For every line in the data below that contains "vicinity", copy the line.

== PROVIDED MATERIAL ==

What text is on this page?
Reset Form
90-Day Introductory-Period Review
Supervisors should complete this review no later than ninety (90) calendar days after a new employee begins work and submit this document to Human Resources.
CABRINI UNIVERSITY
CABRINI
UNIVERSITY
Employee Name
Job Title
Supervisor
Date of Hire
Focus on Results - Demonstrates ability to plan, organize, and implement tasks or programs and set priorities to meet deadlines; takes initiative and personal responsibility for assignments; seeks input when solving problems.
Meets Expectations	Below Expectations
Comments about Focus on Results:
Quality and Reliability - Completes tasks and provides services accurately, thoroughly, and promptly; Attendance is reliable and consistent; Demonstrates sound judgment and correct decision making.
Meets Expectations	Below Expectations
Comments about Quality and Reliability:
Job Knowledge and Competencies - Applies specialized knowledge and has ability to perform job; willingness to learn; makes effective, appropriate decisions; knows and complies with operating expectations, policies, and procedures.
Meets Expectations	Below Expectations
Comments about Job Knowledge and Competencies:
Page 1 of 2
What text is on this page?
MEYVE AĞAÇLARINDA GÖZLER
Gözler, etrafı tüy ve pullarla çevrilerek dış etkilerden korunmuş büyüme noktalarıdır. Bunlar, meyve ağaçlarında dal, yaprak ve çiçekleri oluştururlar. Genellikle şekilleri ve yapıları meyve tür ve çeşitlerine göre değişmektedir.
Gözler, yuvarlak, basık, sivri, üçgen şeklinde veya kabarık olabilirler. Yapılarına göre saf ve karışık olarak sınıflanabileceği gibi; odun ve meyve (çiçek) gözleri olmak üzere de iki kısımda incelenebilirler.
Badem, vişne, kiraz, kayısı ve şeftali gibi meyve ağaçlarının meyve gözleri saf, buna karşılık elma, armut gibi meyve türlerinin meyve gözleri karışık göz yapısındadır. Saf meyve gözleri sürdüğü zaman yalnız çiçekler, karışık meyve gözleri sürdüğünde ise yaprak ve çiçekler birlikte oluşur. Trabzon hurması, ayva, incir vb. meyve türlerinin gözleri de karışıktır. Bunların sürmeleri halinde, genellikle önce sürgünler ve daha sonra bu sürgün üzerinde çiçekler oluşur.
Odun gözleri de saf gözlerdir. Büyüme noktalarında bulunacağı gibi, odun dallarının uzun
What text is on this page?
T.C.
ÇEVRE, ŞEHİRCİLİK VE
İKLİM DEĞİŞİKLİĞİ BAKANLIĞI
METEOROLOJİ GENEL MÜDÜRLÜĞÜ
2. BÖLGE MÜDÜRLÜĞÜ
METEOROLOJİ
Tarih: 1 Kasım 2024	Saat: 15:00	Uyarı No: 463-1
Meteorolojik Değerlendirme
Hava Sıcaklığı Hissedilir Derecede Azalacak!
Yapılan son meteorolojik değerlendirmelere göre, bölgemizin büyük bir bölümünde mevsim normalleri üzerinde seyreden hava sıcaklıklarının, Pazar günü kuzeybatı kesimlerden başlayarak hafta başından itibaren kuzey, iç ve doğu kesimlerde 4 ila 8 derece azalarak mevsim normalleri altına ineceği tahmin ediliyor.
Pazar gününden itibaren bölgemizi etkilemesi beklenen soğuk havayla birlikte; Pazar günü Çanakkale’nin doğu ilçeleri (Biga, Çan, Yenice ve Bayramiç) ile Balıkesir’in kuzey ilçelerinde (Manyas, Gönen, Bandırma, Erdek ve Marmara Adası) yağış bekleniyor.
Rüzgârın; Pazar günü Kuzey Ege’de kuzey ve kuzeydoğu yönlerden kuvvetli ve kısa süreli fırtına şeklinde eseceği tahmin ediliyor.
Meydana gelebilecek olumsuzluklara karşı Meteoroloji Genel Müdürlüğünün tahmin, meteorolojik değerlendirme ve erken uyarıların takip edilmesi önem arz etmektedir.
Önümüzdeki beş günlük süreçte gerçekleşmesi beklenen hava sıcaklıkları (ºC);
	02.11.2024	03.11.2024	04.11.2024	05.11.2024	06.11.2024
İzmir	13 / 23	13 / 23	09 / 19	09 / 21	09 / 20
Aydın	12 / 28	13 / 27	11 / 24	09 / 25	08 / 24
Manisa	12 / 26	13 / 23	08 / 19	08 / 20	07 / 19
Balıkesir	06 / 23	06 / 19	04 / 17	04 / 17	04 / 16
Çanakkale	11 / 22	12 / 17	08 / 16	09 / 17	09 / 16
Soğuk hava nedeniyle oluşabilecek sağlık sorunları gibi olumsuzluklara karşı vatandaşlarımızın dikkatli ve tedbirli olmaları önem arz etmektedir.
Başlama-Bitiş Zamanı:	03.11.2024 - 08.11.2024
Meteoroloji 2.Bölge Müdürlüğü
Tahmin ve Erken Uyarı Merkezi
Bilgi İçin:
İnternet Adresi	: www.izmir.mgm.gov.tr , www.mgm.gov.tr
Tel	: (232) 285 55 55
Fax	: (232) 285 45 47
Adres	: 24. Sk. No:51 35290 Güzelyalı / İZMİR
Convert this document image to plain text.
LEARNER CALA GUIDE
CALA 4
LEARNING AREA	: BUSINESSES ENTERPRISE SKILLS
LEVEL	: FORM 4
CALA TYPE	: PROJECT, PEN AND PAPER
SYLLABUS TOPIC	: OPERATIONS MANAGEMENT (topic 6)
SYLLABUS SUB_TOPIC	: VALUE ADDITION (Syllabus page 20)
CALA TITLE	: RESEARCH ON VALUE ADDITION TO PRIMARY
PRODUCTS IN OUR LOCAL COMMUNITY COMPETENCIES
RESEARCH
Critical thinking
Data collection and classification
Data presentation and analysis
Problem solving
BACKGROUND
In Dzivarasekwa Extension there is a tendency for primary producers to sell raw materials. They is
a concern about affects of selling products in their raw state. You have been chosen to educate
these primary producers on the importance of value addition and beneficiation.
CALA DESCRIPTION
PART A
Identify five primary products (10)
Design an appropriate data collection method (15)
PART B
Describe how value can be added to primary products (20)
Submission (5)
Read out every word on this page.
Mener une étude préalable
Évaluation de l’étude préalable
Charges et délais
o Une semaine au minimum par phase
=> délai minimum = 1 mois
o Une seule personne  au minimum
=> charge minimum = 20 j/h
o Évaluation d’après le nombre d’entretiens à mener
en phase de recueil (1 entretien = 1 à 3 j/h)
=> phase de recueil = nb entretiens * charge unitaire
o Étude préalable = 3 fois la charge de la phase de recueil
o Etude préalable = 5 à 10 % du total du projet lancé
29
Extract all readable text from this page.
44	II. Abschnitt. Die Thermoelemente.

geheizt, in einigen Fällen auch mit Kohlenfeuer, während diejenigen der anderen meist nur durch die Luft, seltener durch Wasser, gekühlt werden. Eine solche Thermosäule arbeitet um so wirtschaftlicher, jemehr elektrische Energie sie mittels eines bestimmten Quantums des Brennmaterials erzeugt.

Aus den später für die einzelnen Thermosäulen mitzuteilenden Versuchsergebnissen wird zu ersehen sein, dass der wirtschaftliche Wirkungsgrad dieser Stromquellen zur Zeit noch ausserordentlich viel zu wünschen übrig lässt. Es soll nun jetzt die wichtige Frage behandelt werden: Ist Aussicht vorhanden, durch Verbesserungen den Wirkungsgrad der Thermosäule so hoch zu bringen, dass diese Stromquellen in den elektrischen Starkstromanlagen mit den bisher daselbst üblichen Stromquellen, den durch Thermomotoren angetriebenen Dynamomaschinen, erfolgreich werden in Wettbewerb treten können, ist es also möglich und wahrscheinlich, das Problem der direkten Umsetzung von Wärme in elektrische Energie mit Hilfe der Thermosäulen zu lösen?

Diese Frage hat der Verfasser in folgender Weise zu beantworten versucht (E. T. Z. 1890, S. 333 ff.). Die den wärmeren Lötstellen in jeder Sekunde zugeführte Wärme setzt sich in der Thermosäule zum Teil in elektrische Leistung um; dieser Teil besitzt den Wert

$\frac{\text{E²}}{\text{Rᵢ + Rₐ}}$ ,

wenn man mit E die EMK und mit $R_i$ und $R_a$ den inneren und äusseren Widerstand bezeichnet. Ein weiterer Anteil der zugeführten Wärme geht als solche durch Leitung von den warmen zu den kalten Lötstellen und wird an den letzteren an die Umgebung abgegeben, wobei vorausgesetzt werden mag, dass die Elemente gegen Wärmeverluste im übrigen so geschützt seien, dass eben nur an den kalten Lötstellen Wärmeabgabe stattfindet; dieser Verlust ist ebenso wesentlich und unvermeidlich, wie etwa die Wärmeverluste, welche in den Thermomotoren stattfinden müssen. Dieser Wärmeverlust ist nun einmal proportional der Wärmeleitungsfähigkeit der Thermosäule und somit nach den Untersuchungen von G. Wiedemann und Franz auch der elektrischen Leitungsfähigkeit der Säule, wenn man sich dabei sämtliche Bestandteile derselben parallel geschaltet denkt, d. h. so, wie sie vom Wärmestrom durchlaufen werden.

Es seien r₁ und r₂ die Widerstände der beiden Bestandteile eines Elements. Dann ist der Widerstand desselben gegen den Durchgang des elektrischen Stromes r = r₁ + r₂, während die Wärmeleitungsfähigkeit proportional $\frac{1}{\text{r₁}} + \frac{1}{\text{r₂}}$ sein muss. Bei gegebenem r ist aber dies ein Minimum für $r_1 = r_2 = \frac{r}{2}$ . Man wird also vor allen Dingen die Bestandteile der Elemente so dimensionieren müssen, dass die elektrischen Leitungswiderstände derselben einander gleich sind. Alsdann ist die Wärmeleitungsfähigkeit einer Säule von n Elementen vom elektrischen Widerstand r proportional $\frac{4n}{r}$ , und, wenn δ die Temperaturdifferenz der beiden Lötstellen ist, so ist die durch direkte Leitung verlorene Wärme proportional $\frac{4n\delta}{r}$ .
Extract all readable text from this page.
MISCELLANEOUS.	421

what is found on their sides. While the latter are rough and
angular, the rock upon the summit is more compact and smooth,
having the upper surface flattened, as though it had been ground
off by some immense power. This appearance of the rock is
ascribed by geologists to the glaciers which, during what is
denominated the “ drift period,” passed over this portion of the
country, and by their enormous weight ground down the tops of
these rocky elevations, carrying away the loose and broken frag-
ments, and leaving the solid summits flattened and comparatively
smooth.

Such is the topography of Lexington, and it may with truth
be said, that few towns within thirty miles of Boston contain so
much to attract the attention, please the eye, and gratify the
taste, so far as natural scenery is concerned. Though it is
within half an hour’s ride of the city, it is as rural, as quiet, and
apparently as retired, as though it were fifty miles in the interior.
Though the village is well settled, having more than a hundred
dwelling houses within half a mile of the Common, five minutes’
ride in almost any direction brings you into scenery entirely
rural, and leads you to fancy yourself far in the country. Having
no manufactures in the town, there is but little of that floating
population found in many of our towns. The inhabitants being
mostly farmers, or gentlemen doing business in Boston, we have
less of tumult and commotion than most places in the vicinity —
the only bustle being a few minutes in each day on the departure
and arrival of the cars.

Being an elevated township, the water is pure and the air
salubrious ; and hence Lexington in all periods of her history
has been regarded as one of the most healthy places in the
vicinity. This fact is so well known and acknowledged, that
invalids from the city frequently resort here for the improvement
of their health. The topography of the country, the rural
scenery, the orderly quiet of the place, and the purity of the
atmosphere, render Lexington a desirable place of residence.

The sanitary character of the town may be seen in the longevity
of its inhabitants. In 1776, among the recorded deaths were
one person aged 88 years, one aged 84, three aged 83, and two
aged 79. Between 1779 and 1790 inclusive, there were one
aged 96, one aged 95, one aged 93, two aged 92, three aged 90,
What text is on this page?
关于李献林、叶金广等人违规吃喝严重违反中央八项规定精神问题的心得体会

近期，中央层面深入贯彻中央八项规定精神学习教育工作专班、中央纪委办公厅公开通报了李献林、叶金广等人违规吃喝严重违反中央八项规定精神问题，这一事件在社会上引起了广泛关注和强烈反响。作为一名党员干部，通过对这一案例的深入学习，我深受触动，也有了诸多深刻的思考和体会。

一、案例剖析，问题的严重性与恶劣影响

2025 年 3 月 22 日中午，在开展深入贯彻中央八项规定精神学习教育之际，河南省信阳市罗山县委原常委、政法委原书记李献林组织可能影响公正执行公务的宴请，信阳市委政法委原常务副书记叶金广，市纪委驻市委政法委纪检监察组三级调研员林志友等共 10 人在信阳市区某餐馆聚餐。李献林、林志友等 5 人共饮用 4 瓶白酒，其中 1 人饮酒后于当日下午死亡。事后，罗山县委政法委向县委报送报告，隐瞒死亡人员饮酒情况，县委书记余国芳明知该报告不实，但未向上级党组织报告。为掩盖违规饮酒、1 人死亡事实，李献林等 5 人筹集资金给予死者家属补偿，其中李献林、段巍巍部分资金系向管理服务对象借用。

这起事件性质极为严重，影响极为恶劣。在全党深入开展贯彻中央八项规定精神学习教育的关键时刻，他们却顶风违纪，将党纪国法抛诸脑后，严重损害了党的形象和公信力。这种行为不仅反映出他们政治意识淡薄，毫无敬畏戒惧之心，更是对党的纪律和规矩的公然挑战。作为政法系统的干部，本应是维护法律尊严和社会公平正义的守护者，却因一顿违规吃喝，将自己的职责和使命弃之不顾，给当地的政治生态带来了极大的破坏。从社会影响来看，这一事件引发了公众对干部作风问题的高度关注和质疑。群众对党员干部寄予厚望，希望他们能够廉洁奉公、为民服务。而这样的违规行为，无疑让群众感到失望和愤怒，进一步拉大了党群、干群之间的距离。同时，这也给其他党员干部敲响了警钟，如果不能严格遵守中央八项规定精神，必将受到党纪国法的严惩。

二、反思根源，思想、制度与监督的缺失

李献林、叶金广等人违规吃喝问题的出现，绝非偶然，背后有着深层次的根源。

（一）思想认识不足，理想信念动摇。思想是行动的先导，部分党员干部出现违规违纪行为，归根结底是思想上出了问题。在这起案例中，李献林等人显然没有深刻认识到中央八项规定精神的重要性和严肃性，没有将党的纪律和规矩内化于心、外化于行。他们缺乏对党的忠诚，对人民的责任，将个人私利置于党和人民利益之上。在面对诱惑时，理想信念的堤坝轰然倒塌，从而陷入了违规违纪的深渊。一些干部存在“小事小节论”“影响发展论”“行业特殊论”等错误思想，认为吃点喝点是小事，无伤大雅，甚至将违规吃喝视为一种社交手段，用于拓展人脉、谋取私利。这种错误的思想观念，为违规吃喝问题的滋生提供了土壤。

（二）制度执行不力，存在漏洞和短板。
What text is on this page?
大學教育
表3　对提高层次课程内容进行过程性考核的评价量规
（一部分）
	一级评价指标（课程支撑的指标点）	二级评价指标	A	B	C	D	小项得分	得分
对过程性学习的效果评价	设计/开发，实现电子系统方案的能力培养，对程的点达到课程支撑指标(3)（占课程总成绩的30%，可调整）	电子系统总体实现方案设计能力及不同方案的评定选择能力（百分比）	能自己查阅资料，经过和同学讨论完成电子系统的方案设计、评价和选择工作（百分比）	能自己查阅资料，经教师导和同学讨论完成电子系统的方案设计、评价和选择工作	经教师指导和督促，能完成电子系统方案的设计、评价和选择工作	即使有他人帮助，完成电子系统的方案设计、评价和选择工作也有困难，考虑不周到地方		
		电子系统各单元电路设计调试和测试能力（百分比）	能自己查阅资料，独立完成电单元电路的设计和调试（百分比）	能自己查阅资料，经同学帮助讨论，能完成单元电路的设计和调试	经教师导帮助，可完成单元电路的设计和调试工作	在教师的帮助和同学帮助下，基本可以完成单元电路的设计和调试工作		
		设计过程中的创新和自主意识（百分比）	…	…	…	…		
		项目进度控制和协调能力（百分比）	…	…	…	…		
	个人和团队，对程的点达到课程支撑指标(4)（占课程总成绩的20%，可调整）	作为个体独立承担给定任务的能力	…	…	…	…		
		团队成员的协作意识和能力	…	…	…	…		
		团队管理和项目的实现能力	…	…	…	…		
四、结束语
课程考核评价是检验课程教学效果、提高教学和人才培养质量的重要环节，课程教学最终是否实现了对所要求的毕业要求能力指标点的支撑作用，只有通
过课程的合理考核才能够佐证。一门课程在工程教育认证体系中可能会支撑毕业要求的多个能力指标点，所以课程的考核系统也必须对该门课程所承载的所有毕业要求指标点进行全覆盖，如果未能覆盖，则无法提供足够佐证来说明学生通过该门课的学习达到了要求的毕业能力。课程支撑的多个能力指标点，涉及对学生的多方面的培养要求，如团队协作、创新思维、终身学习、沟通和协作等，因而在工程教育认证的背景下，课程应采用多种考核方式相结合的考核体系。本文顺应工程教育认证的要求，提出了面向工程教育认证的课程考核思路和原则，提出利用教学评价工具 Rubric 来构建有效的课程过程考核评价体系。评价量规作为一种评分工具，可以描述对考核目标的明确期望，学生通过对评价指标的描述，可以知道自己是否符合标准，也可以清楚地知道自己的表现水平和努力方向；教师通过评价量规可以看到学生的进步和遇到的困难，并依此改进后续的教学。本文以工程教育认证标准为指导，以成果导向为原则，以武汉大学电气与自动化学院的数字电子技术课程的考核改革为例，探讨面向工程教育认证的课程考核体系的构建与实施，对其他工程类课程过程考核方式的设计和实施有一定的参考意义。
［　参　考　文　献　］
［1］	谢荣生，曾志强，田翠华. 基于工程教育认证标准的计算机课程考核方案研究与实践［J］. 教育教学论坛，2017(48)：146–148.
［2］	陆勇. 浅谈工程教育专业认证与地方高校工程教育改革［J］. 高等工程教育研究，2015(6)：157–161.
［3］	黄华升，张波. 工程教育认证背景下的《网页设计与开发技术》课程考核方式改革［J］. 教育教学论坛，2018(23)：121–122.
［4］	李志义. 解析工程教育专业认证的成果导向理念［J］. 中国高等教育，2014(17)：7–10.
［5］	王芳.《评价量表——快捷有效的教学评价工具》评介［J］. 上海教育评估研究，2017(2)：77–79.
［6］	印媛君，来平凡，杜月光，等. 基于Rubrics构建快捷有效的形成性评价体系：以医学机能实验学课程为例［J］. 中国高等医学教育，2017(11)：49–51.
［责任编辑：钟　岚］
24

===

_OUTPUT FOR THIS TASK_
less of tumult and commotion than most places in the vicinity —
vicinity. This fact is so well known and acknowledged, that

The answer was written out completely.